Aim: Count the lines below that contain the word "header", and reply with only that number.

Rows:
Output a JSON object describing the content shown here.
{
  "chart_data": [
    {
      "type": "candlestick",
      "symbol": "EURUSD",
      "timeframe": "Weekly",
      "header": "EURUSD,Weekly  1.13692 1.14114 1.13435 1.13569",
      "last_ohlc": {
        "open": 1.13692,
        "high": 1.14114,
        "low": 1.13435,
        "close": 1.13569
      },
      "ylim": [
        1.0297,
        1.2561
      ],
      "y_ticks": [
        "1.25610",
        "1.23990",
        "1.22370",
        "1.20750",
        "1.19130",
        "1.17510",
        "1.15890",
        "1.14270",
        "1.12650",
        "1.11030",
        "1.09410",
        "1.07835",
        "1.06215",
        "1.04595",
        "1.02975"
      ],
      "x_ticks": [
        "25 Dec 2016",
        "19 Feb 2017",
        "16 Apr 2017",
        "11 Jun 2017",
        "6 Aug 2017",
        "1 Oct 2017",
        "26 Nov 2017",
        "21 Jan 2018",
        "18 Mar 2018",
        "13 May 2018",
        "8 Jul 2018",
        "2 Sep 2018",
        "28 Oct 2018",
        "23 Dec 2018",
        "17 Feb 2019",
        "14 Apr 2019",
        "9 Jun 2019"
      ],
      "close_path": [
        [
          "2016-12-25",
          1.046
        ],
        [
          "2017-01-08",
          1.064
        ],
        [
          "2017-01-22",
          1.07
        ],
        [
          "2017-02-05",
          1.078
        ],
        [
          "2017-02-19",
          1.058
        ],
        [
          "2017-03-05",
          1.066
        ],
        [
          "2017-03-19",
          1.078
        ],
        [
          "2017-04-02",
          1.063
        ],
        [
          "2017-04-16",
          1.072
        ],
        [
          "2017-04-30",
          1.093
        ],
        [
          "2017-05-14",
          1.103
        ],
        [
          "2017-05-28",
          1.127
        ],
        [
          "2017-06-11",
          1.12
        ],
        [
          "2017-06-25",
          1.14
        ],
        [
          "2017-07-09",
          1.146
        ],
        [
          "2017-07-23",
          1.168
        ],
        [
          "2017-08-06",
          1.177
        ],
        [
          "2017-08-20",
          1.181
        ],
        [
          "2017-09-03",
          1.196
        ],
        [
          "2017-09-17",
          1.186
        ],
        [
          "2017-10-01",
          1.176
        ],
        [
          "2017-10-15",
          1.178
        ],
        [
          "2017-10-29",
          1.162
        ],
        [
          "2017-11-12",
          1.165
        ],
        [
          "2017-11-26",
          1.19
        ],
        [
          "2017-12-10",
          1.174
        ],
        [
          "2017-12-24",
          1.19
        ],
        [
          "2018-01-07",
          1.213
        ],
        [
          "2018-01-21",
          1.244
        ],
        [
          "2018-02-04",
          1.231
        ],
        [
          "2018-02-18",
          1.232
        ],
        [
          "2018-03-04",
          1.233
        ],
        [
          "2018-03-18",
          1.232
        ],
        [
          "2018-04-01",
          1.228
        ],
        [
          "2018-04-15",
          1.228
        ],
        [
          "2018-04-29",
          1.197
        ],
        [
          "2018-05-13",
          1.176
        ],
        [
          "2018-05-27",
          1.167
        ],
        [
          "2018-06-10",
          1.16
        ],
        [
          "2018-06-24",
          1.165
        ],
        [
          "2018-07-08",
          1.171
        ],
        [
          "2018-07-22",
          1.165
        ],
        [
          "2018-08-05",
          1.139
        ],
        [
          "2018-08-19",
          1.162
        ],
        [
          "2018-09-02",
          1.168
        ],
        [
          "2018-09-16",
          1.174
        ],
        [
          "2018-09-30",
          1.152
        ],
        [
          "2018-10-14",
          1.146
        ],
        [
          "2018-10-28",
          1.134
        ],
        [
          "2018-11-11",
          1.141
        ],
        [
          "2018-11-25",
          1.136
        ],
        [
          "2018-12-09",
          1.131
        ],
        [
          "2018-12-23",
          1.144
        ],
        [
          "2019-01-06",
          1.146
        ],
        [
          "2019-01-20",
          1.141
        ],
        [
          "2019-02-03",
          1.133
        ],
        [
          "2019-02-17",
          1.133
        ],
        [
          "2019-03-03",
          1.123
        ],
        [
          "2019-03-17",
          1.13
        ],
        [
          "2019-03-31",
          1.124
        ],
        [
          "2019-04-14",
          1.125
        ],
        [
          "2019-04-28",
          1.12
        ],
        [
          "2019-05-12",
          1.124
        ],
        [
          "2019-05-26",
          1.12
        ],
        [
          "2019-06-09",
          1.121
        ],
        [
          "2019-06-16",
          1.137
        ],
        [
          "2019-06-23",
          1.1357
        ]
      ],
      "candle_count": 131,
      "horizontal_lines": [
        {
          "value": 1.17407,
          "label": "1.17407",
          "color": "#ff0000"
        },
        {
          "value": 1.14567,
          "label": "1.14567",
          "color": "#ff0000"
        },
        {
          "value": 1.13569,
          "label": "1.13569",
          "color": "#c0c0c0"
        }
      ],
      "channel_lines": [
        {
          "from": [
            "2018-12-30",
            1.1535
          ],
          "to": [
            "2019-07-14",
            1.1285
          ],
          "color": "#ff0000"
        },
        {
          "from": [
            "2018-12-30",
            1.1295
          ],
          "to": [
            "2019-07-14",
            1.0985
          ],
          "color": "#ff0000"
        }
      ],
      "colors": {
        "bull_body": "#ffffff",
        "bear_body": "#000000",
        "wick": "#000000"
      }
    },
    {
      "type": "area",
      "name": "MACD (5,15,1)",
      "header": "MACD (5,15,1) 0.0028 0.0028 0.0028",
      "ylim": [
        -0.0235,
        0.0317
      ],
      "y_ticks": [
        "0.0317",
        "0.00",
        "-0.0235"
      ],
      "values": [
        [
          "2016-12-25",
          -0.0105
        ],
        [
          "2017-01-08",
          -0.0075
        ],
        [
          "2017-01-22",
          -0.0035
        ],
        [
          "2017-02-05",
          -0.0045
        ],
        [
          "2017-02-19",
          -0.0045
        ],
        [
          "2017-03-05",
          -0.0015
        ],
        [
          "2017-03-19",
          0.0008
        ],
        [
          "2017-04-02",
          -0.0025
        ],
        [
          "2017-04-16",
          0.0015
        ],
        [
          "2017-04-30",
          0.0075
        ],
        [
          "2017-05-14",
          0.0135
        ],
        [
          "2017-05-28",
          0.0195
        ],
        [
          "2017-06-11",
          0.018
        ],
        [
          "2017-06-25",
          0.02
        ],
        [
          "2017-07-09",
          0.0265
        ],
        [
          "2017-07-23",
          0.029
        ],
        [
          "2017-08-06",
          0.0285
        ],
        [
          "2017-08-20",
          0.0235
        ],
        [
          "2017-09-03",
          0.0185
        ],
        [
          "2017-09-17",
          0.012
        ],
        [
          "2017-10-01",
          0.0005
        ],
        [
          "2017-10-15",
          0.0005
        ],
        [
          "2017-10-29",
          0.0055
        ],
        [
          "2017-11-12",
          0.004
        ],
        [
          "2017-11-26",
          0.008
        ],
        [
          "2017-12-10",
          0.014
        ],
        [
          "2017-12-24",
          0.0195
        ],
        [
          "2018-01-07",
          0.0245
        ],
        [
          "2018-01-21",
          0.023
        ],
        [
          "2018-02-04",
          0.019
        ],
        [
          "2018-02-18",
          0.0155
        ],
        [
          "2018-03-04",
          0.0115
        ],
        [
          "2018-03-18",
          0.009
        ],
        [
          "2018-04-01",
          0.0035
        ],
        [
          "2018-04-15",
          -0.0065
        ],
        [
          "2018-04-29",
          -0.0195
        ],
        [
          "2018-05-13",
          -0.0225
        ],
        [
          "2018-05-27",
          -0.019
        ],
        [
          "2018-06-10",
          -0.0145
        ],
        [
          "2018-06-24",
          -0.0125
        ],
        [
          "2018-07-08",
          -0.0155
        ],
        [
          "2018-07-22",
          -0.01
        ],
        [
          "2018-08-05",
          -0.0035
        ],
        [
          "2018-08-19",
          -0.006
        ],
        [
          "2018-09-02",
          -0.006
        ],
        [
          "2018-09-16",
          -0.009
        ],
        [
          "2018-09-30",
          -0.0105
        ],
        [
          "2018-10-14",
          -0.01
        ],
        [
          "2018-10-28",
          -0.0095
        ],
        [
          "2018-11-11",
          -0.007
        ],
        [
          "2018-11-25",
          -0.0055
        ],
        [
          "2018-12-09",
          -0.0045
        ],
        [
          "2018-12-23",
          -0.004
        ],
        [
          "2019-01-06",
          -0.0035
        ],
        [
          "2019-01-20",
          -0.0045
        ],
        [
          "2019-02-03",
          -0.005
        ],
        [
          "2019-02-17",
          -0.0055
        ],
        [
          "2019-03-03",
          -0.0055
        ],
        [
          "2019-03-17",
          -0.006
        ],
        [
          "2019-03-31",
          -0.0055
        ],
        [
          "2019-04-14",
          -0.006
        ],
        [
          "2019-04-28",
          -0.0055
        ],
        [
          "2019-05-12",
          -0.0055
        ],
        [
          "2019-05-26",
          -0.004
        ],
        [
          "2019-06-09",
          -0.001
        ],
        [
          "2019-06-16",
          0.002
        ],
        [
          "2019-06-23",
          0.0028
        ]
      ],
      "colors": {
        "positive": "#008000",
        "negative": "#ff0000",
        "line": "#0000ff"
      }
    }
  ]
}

Written solution: 2